From the records below, pull each line that has "NCEP".

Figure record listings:
-*-
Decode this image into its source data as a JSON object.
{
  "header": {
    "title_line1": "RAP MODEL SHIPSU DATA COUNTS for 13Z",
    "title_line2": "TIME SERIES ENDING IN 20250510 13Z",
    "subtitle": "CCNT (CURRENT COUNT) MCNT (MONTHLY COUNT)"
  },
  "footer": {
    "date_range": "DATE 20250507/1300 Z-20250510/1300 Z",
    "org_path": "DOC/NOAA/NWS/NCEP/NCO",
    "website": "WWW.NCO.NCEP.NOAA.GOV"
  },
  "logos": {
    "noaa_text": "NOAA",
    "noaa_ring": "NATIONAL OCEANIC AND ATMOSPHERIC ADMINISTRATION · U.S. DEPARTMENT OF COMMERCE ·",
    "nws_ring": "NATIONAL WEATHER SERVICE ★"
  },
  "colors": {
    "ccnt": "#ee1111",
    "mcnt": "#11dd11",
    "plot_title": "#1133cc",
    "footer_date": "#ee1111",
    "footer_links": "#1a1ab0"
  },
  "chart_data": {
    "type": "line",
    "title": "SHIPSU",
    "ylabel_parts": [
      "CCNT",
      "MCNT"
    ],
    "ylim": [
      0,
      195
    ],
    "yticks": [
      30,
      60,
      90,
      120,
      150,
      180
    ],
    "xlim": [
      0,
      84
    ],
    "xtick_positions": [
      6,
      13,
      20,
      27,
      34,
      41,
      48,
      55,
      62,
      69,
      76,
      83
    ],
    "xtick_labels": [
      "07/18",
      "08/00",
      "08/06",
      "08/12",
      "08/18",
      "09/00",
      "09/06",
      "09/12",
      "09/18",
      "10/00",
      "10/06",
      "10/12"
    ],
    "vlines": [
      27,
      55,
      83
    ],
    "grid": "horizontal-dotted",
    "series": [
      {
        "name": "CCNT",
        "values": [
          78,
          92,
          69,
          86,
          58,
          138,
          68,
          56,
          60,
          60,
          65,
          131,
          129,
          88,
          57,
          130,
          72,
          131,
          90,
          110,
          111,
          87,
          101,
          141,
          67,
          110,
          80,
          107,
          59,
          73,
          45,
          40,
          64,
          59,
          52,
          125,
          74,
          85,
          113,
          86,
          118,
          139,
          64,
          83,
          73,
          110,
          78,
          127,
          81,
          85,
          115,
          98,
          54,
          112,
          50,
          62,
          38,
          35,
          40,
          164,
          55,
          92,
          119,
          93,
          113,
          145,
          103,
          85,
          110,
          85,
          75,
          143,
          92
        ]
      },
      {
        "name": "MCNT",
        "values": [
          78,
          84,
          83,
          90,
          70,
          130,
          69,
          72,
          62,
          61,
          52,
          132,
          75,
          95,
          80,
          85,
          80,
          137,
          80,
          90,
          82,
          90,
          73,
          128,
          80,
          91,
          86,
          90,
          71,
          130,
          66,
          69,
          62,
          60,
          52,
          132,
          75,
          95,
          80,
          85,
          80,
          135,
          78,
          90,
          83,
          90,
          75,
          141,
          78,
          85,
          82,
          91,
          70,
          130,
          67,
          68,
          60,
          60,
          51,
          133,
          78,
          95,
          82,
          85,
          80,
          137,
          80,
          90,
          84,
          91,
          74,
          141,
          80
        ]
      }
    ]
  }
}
-*-
» In response:
    "org_path": "DOC/NOAA/NWS/NCEP/NCO",
    "website": "WWW.NCO.NCEP.NOAA.GOV"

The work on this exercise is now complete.